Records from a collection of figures
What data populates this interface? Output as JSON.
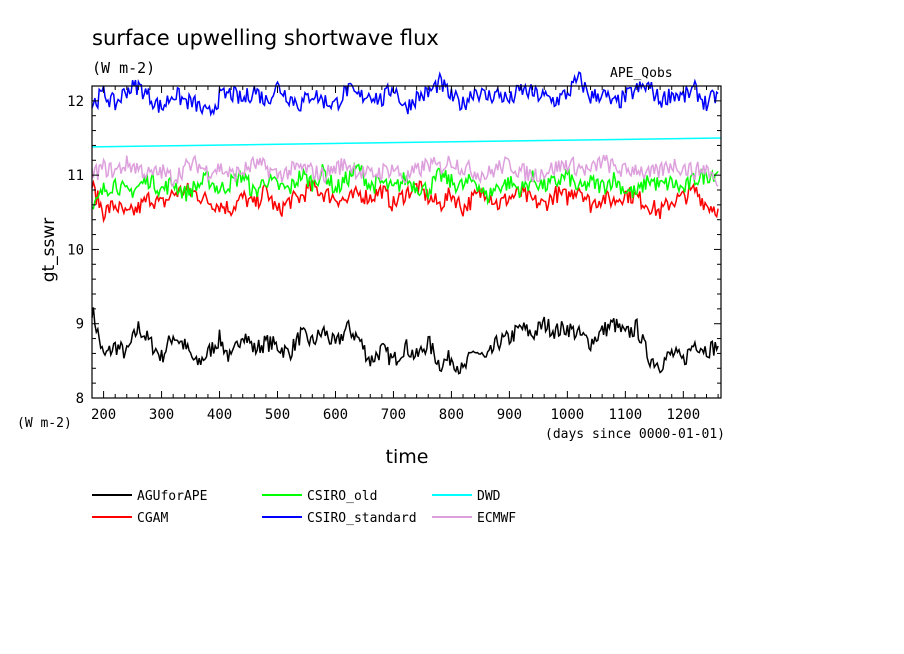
{
  "chart_data": {
    "type": "line",
    "title": "surface upwelling shortwave flux",
    "units": "(W m-2)",
    "corner_label": "APE_Qobs",
    "xlabel": "time",
    "xunits": "(days since 0000-01-01)",
    "ylabel": "gt_sswr",
    "yunits": "(W m-2)",
    "xlim": [
      180,
      1265
    ],
    "ylim": [
      8,
      12.2
    ],
    "xticks": [
      200,
      300,
      400,
      500,
      600,
      700,
      800,
      900,
      1000,
      1100,
      1200
    ],
    "yticks": [
      8,
      9,
      10,
      11,
      12
    ],
    "grid": false,
    "legend_position": "bottom",
    "series": [
      {
        "name": "AGUforAPE",
        "color": "#000000",
        "x": [
          180,
          200,
          220,
          240,
          260,
          280,
          300,
          320,
          340,
          360,
          380,
          400,
          420,
          440,
          460,
          480,
          500,
          520,
          540,
          560,
          580,
          600,
          620,
          640,
          660,
          680,
          700,
          720,
          740,
          760,
          780,
          800,
          820,
          840,
          860,
          880,
          900,
          920,
          940,
          960,
          980,
          1000,
          1020,
          1040,
          1060,
          1080,
          1100,
          1120,
          1140,
          1160,
          1180,
          1200,
          1220,
          1240,
          1260
        ],
        "y": [
          9.2,
          8.55,
          8.7,
          8.6,
          8.95,
          8.75,
          8.55,
          8.85,
          8.7,
          8.45,
          8.6,
          8.8,
          8.5,
          8.9,
          8.65,
          8.75,
          8.7,
          8.6,
          8.85,
          8.75,
          8.9,
          8.7,
          8.95,
          8.8,
          8.5,
          8.65,
          8.5,
          8.7,
          8.55,
          8.75,
          8.45,
          8.55,
          8.35,
          8.65,
          8.5,
          8.75,
          8.8,
          8.95,
          8.85,
          9.0,
          8.9,
          8.95,
          8.85,
          8.75,
          8.9,
          9.0,
          8.85,
          8.95,
          8.55,
          8.45,
          8.6,
          8.5,
          8.75,
          8.65,
          8.7
        ]
      },
      {
        "name": "CGAM",
        "color": "#ff0000",
        "x": [
          180,
          200,
          220,
          240,
          260,
          280,
          300,
          320,
          340,
          360,
          380,
          400,
          420,
          440,
          460,
          480,
          500,
          520,
          540,
          560,
          580,
          600,
          620,
          640,
          660,
          680,
          700,
          720,
          740,
          760,
          780,
          800,
          820,
          840,
          860,
          880,
          900,
          920,
          940,
          960,
          980,
          1000,
          1020,
          1040,
          1060,
          1080,
          1100,
          1120,
          1140,
          1160,
          1180,
          1200,
          1220,
          1240,
          1260
        ],
        "y": [
          10.85,
          10.5,
          10.6,
          10.45,
          10.55,
          10.7,
          10.6,
          10.75,
          10.8,
          10.75,
          10.65,
          10.6,
          10.55,
          10.7,
          10.6,
          10.8,
          10.5,
          10.65,
          10.7,
          10.85,
          10.75,
          10.7,
          10.65,
          10.75,
          10.7,
          10.8,
          10.6,
          10.75,
          10.85,
          10.7,
          10.6,
          10.75,
          10.55,
          10.7,
          10.8,
          10.6,
          10.7,
          10.75,
          10.65,
          10.6,
          10.75,
          10.7,
          10.85,
          10.6,
          10.7,
          10.65,
          10.75,
          10.7,
          10.6,
          10.5,
          10.65,
          10.7,
          10.8,
          10.6,
          10.55
        ]
      },
      {
        "name": "CSIRO_old",
        "color": "#00ff00",
        "x": [
          180,
          200,
          220,
          240,
          260,
          280,
          300,
          320,
          340,
          360,
          380,
          400,
          420,
          440,
          460,
          480,
          500,
          520,
          540,
          560,
          580,
          600,
          620,
          640,
          660,
          680,
          700,
          720,
          740,
          760,
          780,
          800,
          820,
          840,
          860,
          880,
          900,
          920,
          940,
          960,
          980,
          1000,
          1020,
          1040,
          1060,
          1080,
          1100,
          1120,
          1140,
          1160,
          1180,
          1200,
          1220,
          1240,
          1260
        ],
        "y": [
          10.5,
          10.8,
          10.9,
          10.75,
          10.85,
          10.95,
          10.8,
          10.9,
          10.75,
          10.85,
          10.95,
          10.8,
          10.9,
          11.0,
          10.75,
          10.95,
          10.85,
          10.8,
          11.0,
          10.9,
          11.05,
          10.8,
          10.95,
          11.1,
          10.85,
          10.9,
          10.8,
          10.95,
          10.85,
          10.8,
          11.0,
          10.9,
          10.85,
          10.95,
          10.7,
          10.85,
          10.9,
          10.8,
          10.95,
          10.85,
          10.9,
          11.0,
          10.8,
          10.9,
          10.85,
          10.95,
          10.8,
          10.75,
          10.95,
          10.85,
          10.9,
          10.8,
          10.95,
          11.0,
          11.05
        ]
      },
      {
        "name": "CSIRO_standard",
        "color": "#0000ff",
        "x": [
          180,
          200,
          220,
          240,
          260,
          280,
          300,
          320,
          340,
          360,
          380,
          400,
          420,
          440,
          460,
          480,
          500,
          520,
          540,
          560,
          580,
          600,
          620,
          640,
          660,
          680,
          700,
          720,
          740,
          760,
          780,
          800,
          820,
          840,
          860,
          880,
          900,
          920,
          940,
          960,
          980,
          1000,
          1020,
          1040,
          1060,
          1080,
          1100,
          1120,
          1140,
          1160,
          1180,
          1200,
          1220,
          1240,
          1260
        ],
        "y": [
          11.95,
          12.1,
          11.95,
          12.15,
          12.2,
          12.05,
          11.9,
          12.1,
          12.0,
          11.95,
          11.8,
          12.05,
          12.1,
          12.0,
          12.15,
          12.0,
          12.2,
          12.05,
          11.95,
          12.1,
          12.0,
          11.95,
          12.15,
          12.05,
          12.1,
          12.0,
          12.2,
          11.9,
          12.05,
          12.1,
          12.25,
          12.05,
          11.95,
          12.15,
          12.05,
          12.1,
          12.0,
          12.15,
          12.1,
          12.05,
          12.0,
          12.1,
          12.3,
          12.05,
          12.1,
          11.95,
          12.05,
          12.15,
          12.2,
          12.0,
          12.1,
          12.05,
          12.15,
          11.95,
          12.1
        ]
      },
      {
        "name": "DWD",
        "color": "#00ffff",
        "x": [
          180,
          1265
        ],
        "y": [
          11.38,
          11.5
        ]
      },
      {
        "name": "ECMWF",
        "color": "#dda0dd",
        "x": [
          180,
          200,
          220,
          240,
          260,
          280,
          300,
          320,
          340,
          360,
          380,
          400,
          420,
          440,
          460,
          480,
          500,
          520,
          540,
          560,
          580,
          600,
          620,
          640,
          660,
          680,
          700,
          720,
          740,
          760,
          780,
          800,
          820,
          840,
          860,
          880,
          900,
          920,
          940,
          960,
          980,
          1000,
          1020,
          1040,
          1060,
          1080,
          1100,
          1120,
          1140,
          1160,
          1180,
          1200,
          1220,
          1240,
          1260
        ],
        "y": [
          11.0,
          11.1,
          11.05,
          11.15,
          11.1,
          11.0,
          11.05,
          10.95,
          11.1,
          11.15,
          11.05,
          11.1,
          11.0,
          11.05,
          11.15,
          11.1,
          11.0,
          11.05,
          11.1,
          11.05,
          11.0,
          11.1,
          11.15,
          11.05,
          11.0,
          11.05,
          11.1,
          10.95,
          11.05,
          11.15,
          11.1,
          11.2,
          11.1,
          11.05,
          11.0,
          11.1,
          11.15,
          11.05,
          11.0,
          11.05,
          11.1,
          11.15,
          11.1,
          11.05,
          11.2,
          11.1,
          11.05,
          11.1,
          11.0,
          11.05,
          11.15,
          11.1,
          11.05,
          11.1,
          10.85
        ]
      }
    ]
  }
}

SHORT EXERCISE
Leave out the pictures and retype every line above exactly.

TASK OUTPUT
What data populates this interface? Output as JSON.
{
  "chart_data": {
    "type": "line",
    "title": "surface upwelling shortwave flux",
    "units": "(W m-2)",
    "corner_label": "APE_Qobs",
    "xlabel": "time",
    "xunits": "(days since 0000-01-01)",
    "ylabel": "gt_sswr",
    "yunits": "(W m-2)",
    "xlim": [
      180,
      1265
    ],
    "ylim": [
      8,
      12.2
    ],
    "xticks": [
      200,
      300,
      400,
      500,
      600,
      700,
      800,
      900,
      1000,
      1100,
      1200
    ],
    "yticks": [
      8,
      9,
      10,
      11,
      12
    ],
    "grid": false,
    "legend_position": "bottom",
    "series": [
      {
        "name": "AGUforAPE",
        "color": "#000000",
        "x": [
          180,
          200,
          220,
          240,
          260,
          280,
          300,
          320,
          340,
          360,
          380,
          400,
          420,
          440,
          460,
          480,
          500,
          520,
          540,
          560,
          580,
          600,
          620,
          640,
          660,
          680,
          700,
          720,
          740,
          760,
          780,
          800,
          820,
          840,
          860,
          880,
          900,
          920,
          940,
          960,
          980,
          1000,
          1020,
          1040,
          1060,
          1080,
          1100,
          1120,
          1140,
          1160,
          1180,
          1200,
          1220,
          1240,
          1260
        ],
        "y": [
          9.2,
          8.55,
          8.7,
          8.6,
          8.95,
          8.75,
          8.55,
          8.85,
          8.7,
          8.45,
          8.6,
          8.8,
          8.5,
          8.9,
          8.65,
          8.75,
          8.7,
          8.6,
          8.85,
          8.75,
          8.9,
          8.7,
          8.95,
          8.8,
          8.5,
          8.65,
          8.5,
          8.7,
          8.55,
          8.75,
          8.45,
          8.55,
          8.35,
          8.65,
          8.5,
          8.75,
          8.8,
          8.95,
          8.85,
          9.0,
          8.9,
          8.95,
          8.85,
          8.75,
          8.9,
          9.0,
          8.85,
          8.95,
          8.55,
          8.45,
          8.6,
          8.5,
          8.75,
          8.65,
          8.7
        ]
      },
      {
        "name": "CGAM",
        "color": "#ff0000",
        "x": [
          180,
          200,
          220,
          240,
          260,
          280,
          300,
          320,
          340,
          360,
          380,
          400,
          420,
          440,
          460,
          480,
          500,
          520,
          540,
          560,
          580,
          600,
          620,
          640,
          660,
          680,
          700,
          720,
          740,
          760,
          780,
          800,
          820,
          840,
          860,
          880,
          900,
          920,
          940,
          960,
          980,
          1000,
          1020,
          1040,
          1060,
          1080,
          1100,
          1120,
          1140,
          1160,
          1180,
          1200,
          1220,
          1240,
          1260
        ],
        "y": [
          10.85,
          10.5,
          10.6,
          10.45,
          10.55,
          10.7,
          10.6,
          10.75,
          10.8,
          10.75,
          10.65,
          10.6,
          10.55,
          10.7,
          10.6,
          10.8,
          10.5,
          10.65,
          10.7,
          10.85,
          10.75,
          10.7,
          10.65,
          10.75,
          10.7,
          10.8,
          10.6,
          10.75,
          10.85,
          10.7,
          10.6,
          10.75,
          10.55,
          10.7,
          10.8,
          10.6,
          10.7,
          10.75,
          10.65,
          10.6,
          10.75,
          10.7,
          10.85,
          10.6,
          10.7,
          10.65,
          10.75,
          10.7,
          10.6,
          10.5,
          10.65,
          10.7,
          10.8,
          10.6,
          10.55
        ]
      },
      {
        "name": "CSIRO_old",
        "color": "#00ff00",
        "x": [
          180,
          200,
          220,
          240,
          260,
          280,
          300,
          320,
          340,
          360,
          380,
          400,
          420,
          440,
          460,
          480,
          500,
          520,
          540,
          560,
          580,
          600,
          620,
          640,
          660,
          680,
          700,
          720,
          740,
          760,
          780,
          800,
          820,
          840,
          860,
          880,
          900,
          920,
          940,
          960,
          980,
          1000,
          1020,
          1040,
          1060,
          1080,
          1100,
          1120,
          1140,
          1160,
          1180,
          1200,
          1220,
          1240,
          1260
        ],
        "y": [
          10.5,
          10.8,
          10.9,
          10.75,
          10.85,
          10.95,
          10.8,
          10.9,
          10.75,
          10.85,
          10.95,
          10.8,
          10.9,
          11.0,
          10.75,
          10.95,
          10.85,
          10.8,
          11.0,
          10.9,
          11.05,
          10.8,
          10.95,
          11.1,
          10.85,
          10.9,
          10.8,
          10.95,
          10.85,
          10.8,
          11.0,
          10.9,
          10.85,
          10.95,
          10.7,
          10.85,
          10.9,
          10.8,
          10.95,
          10.85,
          10.9,
          11.0,
          10.8,
          10.9,
          10.85,
          10.95,
          10.8,
          10.75,
          10.95,
          10.85,
          10.9,
          10.8,
          10.95,
          11.0,
          11.05
        ]
      },
      {
        "name": "CSIRO_standard",
        "color": "#0000ff",
        "x": [
          180,
          200,
          220,
          240,
          260,
          280,
          300,
          320,
          340,
          360,
          380,
          400,
          420,
          440,
          460,
          480,
          500,
          520,
          540,
          560,
          580,
          600,
          620,
          640,
          660,
          680,
          700,
          720,
          740,
          760,
          780,
          800,
          820,
          840,
          860,
          880,
          900,
          920,
          940,
          960,
          980,
          1000,
          1020,
          1040,
          1060,
          1080,
          1100,
          1120,
          1140,
          1160,
          1180,
          1200,
          1220,
          1240,
          1260
        ],
        "y": [
          11.95,
          12.1,
          11.95,
          12.15,
          12.2,
          12.05,
          11.9,
          12.1,
          12.0,
          11.95,
          11.8,
          12.05,
          12.1,
          12.0,
          12.15,
          12.0,
          12.2,
          12.05,
          11.95,
          12.1,
          12.0,
          11.95,
          12.15,
          12.05,
          12.1,
          12.0,
          12.2,
          11.9,
          12.05,
          12.1,
          12.25,
          12.05,
          11.95,
          12.15,
          12.05,
          12.1,
          12.0,
          12.15,
          12.1,
          12.05,
          12.0,
          12.1,
          12.3,
          12.05,
          12.1,
          11.95,
          12.05,
          12.15,
          12.2,
          12.0,
          12.1,
          12.05,
          12.15,
          11.95,
          12.1
        ]
      },
      {
        "name": "DWD",
        "color": "#00ffff",
        "x": [
          180,
          1265
        ],
        "y": [
          11.38,
          11.5
        ]
      },
      {
        "name": "ECMWF",
        "color": "#dda0dd",
        "x": [
          180,
          200,
          220,
          240,
          260,
          280,
          300,
          320,
          340,
          360,
          380,
          400,
          420,
          440,
          460,
          480,
          500,
          520,
          540,
          560,
          580,
          600,
          620,
          640,
          660,
          680,
          700,
          720,
          740,
          760,
          780,
          800,
          820,
          840,
          860,
          880,
          900,
          920,
          940,
          960,
          980,
          1000,
          1020,
          1040,
          1060,
          1080,
          1100,
          1120,
          1140,
          1160,
          1180,
          1200,
          1220,
          1240,
          1260
        ],
        "y": [
          11.0,
          11.1,
          11.05,
          11.15,
          11.1,
          11.0,
          11.05,
          10.95,
          11.1,
          11.15,
          11.05,
          11.1,
          11.0,
          11.05,
          11.15,
          11.1,
          11.0,
          11.05,
          11.1,
          11.05,
          11.0,
          11.1,
          11.15,
          11.05,
          11.0,
          11.05,
          11.1,
          10.95,
          11.05,
          11.15,
          11.1,
          11.2,
          11.1,
          11.05,
          11.0,
          11.1,
          11.15,
          11.05,
          11.0,
          11.05,
          11.1,
          11.15,
          11.1,
          11.05,
          11.2,
          11.1,
          11.05,
          11.1,
          11.0,
          11.05,
          11.15,
          11.1,
          11.05,
          11.1,
          10.85
        ]
      }
    ]
  }
}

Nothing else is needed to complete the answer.